- Task 1: Translate this sentence from the biography of Ladislav Zápotocký into Spanish: "He was the father of the future Communist president and prime minister Antonín Zápotocký."
- Task 2: According to the biography of Ladislav Zápotocký, in what year did he found the "Workers' Educational Discussion Association"?

- Study text:
==*==

Czech politician, journalist, translator and labor leader

Ladislav Zápotocký (also known under the pseudonyms Budečský and Mikuláš Haštalský; 12 January 1852 – 16 December 1916) was a Czech politician, journalist, translator and labor leader, a pioneer of socialism and Marxism in Czechoslovakia and co-founder of the Czech Social Democratic Party. He was the father of the future Communist president and prime minister Antonín Zápotocký.

== Biography ==
Born in to the family of tailor, his father died at a young age. After graduating from primary school, he worked as a tailor and became involved in the workers' movement at the age of twenty-one.

Zápotocký founded the socialist newspaper Dělnické listy and then the Budoucnost. On 28 September 1876, Zápotocký participated in the founding of the Czech provincial organization of the Social Democratic Party of Austria and was elected to its leadership. In 1877, he founded the "Workers' Educational Discussion Association" which was dissolved as a result of Zápotocký's speeches promoting atheism.

==*==

- Dataset excerpts:

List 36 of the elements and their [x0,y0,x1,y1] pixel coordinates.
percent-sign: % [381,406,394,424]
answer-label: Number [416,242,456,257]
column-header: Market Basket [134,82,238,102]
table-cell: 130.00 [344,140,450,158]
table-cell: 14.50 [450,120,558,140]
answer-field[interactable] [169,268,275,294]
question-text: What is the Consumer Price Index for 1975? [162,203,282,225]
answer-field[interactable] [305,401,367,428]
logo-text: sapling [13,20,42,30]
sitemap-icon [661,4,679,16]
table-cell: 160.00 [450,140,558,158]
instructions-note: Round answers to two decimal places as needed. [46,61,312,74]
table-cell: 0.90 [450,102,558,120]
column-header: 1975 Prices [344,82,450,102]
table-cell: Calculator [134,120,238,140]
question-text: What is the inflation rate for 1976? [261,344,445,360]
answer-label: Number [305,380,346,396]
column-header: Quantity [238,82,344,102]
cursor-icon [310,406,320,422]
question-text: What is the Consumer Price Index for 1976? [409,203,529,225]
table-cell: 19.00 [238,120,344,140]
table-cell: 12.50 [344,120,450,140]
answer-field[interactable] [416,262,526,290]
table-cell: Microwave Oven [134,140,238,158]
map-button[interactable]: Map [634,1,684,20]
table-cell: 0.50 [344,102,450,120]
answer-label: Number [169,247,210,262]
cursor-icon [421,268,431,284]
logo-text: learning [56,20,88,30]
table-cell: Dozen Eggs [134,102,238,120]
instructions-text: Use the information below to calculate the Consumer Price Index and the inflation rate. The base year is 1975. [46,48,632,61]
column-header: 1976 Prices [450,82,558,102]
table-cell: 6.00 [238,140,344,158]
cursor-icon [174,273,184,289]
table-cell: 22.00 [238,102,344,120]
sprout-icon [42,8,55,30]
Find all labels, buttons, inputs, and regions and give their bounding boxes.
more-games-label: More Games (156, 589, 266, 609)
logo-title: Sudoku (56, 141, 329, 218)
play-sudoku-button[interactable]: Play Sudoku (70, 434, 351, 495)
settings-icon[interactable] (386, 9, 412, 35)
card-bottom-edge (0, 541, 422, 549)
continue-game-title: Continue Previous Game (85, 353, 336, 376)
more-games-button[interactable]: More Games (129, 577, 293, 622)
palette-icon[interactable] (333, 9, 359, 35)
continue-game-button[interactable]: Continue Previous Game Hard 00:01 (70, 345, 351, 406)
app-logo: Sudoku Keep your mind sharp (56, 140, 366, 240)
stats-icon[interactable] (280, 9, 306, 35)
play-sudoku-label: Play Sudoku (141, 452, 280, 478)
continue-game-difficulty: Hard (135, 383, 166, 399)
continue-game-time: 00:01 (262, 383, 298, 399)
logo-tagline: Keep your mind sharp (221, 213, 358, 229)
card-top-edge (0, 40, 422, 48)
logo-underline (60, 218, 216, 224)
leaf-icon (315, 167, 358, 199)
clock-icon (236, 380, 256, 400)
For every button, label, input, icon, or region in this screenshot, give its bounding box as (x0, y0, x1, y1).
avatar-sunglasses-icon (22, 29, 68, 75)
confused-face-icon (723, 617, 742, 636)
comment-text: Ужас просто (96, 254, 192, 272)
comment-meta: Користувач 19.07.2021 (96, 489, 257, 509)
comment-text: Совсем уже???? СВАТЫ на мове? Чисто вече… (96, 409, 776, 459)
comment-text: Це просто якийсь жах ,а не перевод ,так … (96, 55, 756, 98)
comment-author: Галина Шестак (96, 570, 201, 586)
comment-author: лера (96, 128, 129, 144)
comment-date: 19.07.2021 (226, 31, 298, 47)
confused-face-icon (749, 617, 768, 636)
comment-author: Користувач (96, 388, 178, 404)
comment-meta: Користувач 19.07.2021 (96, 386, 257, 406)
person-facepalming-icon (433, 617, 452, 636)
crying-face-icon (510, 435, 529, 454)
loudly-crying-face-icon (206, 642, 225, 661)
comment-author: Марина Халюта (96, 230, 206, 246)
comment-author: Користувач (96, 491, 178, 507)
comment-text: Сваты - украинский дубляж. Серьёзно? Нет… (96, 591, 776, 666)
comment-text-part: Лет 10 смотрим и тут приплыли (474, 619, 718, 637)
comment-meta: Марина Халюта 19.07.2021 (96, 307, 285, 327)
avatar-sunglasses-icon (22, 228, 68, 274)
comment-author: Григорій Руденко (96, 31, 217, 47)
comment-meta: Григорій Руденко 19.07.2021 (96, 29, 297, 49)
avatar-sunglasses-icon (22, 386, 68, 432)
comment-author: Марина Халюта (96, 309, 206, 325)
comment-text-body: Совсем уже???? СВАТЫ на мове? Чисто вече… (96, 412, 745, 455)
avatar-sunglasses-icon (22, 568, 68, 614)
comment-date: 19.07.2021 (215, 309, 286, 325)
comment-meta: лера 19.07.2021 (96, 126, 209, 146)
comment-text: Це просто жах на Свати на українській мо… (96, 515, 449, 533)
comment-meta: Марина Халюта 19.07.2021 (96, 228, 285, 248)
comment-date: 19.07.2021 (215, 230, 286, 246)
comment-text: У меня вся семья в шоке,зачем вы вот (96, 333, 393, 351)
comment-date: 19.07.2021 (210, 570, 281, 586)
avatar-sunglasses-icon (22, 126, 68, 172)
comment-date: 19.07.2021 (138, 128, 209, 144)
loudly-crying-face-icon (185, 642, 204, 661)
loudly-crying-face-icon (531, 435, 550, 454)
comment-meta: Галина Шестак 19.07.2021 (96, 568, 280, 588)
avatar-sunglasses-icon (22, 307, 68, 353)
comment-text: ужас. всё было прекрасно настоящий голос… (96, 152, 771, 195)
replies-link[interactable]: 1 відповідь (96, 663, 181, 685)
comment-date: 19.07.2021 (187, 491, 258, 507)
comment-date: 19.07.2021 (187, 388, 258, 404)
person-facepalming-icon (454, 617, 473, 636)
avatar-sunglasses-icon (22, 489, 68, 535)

==*==

- Written reply 1: Fue el padre del futuro presidente y primer ministro comunista Antonín Zápotocký.

- Written reply 2: 1877